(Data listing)
* BEGIN *

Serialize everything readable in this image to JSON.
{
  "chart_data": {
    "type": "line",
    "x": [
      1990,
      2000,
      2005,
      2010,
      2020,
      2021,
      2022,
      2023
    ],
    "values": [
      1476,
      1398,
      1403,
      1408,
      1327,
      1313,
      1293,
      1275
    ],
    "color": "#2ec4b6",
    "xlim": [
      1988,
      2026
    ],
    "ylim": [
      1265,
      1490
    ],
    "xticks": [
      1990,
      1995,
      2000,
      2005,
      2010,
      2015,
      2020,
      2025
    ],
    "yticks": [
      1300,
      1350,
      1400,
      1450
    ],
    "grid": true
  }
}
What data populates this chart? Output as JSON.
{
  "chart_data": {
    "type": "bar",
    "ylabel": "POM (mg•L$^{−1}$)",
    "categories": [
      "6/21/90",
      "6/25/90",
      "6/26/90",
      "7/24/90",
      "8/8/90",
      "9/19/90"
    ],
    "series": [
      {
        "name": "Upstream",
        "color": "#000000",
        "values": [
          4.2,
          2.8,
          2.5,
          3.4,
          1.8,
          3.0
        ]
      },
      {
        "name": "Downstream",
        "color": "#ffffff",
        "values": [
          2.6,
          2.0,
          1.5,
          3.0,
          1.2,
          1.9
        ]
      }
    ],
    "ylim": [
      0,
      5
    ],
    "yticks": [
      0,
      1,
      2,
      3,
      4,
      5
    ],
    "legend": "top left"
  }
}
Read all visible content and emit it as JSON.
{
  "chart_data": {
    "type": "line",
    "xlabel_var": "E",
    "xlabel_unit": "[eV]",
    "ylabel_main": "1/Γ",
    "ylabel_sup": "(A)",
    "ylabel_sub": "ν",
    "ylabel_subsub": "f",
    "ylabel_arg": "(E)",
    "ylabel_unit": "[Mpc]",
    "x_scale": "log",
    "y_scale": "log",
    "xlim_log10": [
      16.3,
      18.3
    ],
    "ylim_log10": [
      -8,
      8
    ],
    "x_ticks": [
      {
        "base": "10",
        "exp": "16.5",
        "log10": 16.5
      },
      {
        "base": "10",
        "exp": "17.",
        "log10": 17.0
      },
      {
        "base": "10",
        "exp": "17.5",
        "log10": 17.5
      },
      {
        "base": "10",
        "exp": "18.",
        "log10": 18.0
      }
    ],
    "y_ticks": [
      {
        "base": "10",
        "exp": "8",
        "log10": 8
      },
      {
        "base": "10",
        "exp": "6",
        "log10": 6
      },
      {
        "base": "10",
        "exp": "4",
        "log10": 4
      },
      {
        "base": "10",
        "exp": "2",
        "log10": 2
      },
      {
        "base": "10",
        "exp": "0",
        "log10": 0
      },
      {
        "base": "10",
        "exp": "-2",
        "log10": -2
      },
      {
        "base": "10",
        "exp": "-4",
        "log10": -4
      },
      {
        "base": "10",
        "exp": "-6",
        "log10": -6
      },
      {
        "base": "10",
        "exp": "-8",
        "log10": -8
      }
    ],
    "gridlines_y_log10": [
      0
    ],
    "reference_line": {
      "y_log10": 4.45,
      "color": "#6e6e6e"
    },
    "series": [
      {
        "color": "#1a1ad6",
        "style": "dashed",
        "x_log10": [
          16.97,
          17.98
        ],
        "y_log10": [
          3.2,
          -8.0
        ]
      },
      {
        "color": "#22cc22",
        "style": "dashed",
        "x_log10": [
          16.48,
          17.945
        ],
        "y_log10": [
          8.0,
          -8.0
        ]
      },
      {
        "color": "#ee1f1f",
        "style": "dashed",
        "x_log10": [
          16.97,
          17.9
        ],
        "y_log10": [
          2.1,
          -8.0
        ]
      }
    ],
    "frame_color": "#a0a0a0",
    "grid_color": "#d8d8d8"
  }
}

* END *

• _SHORT TASK_
Repeat the data precisely, line by line.

• _THE COMPLETED TASK_
Serialize everything readable in this image to JSON.
{
  "chart_data": {
    "type": "line",
    "x": [
      1990,
      2000,
      2005,
      2010,
      2020,
      2021,
      2022,
      2023
    ],
    "values": [
      1476,
      1398,
      1403,
      1408,
      1327,
      1313,
      1293,
      1275
    ],
    "color": "#2ec4b6",
    "xlim": [
      1988,
      2026
    ],
    "ylim": [
      1265,
      1490
    ],
    "xticks": [
      1990,
      1995,
      2000,
      2005,
      2010,
      2015,
      2020,
      2025
    ],
    "yticks": [
      1300,
      1350,
      1400,
      1450
    ],
    "grid": true
  }
}
What data populates this chart? Output as JSON.
{
  "chart_data": {
    "type": "bar",
    "ylabel": "POM (mg•L$^{−1}$)",
    "categories": [
      "6/21/90",
      "6/25/90",
      "6/26/90",
      "7/24/90",
      "8/8/90",
      "9/19/90"
    ],
    "series": [
      {
        "name": "Upstream",
        "color": "#000000",
        "values": [
          4.2,
          2.8,
          2.5,
          3.4,
          1.8,
          3.0
        ]
      },
      {
        "name": "Downstream",
        "color": "#ffffff",
        "values": [
          2.6,
          2.0,
          1.5,
          3.0,
          1.2,
          1.9
        ]
      }
    ],
    "ylim": [
      0,
      5
    ],
    "yticks": [
      0,
      1,
      2,
      3,
      4,
      5
    ],
    "legend": "top left"
  }
}
Read all visible content and emit it as JSON.
{
  "chart_data": {
    "type": "line",
    "xlabel_var": "E",
    "xlabel_unit": "[eV]",
    "ylabel_main": "1/Γ",
    "ylabel_sup": "(A)",
    "ylabel_sub": "ν",
    "ylabel_subsub": "f",
    "ylabel_arg": "(E)",
    "ylabel_unit": "[Mpc]",
    "x_scale": "log",
    "y_scale": "log",
    "xlim_log10": [
      16.3,
      18.3
    ],
    "ylim_log10": [
      -8,
      8
    ],
    "x_ticks": [
      {
        "base": "10",
        "exp": "16.5",
        "log10": 16.5
      },
      {
        "base": "10",
        "exp": "17.",
        "log10": 17.0
      },
      {
        "base": "10",
        "exp": "17.5",
        "log10": 17.5
      },
      {
        "base": "10",
        "exp": "18.",
        "log10": 18.0
      }
    ],
    "y_ticks": [
      {
        "base": "10",
        "exp": "8",
        "log10": 8
      },
      {
        "base": "10",
        "exp": "6",
        "log10": 6
      },
      {
        "base": "10",
        "exp": "4",
        "log10": 4
      },
      {
        "base": "10",
        "exp": "2",
        "log10": 2
      },
      {
        "base": "10",
        "exp": "0",
        "log10": 0
      },
      {
        "base": "10",
        "exp": "-2",
        "log10": -2
      },
      {
        "base": "10",
        "exp": "-4",
        "log10": -4
      },
      {
        "base": "10",
        "exp": "-6",
        "log10": -6
      },
      {
        "base": "10",
        "exp": "-8",
        "log10": -8
      }
    ],
    "gridlines_y_log10": [
      0
    ],
    "reference_line": {
      "y_log10": 4.45,
      "color": "#6e6e6e"
    },
    "series": [
      {
        "color": "#1a1ad6",
        "style": "dashed",
        "x_log10": [
          16.97,
          17.98
        ],
        "y_log10": [
          3.2,
          -8.0
        ]
      },
      {
        "color": "#22cc22",
        "style": "dashed",
        "x_log10": [
          16.48,
          17.945
        ],
        "y_log10": [
          8.0,
          -8.0
        ]
      },
      {
        "color": "#ee1f1f",
        "style": "dashed",
        "x_log10": [
          16.97,
          17.9
        ],
        "y_log10": [
          2.1,
          -8.0
        ]
      }
    ],
    "frame_color": "#a0a0a0",
    "grid_color": "#d8d8d8"
  }
}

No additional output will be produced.